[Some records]
##########

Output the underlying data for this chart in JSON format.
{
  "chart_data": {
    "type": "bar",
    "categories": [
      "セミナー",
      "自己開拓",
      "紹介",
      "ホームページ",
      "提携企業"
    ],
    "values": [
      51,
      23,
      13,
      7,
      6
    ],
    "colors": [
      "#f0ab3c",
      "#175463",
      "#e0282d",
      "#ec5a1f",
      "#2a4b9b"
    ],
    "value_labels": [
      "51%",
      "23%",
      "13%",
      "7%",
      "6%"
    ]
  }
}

##########

Type out all of the material again, word for word.

Output the underlying data for this chart in JSON format.
{
  "chart_data": {
    "type": "bar",
    "categories": [
      "セミナー",
      "自己開拓",
      "紹介",
      "ホームページ",
      "提携企業"
    ],
    "values": [
      51,
      23,
      13,
      7,
      6
    ],
    "colors": [
      "#f0ab3c",
      "#175463",
      "#e0282d",
      "#ec5a1f",
      "#2a4b9b"
    ],
    "value_labels": [
      "51%",
      "23%",
      "13%",
      "7%",
      "6%"
    ]
  }
}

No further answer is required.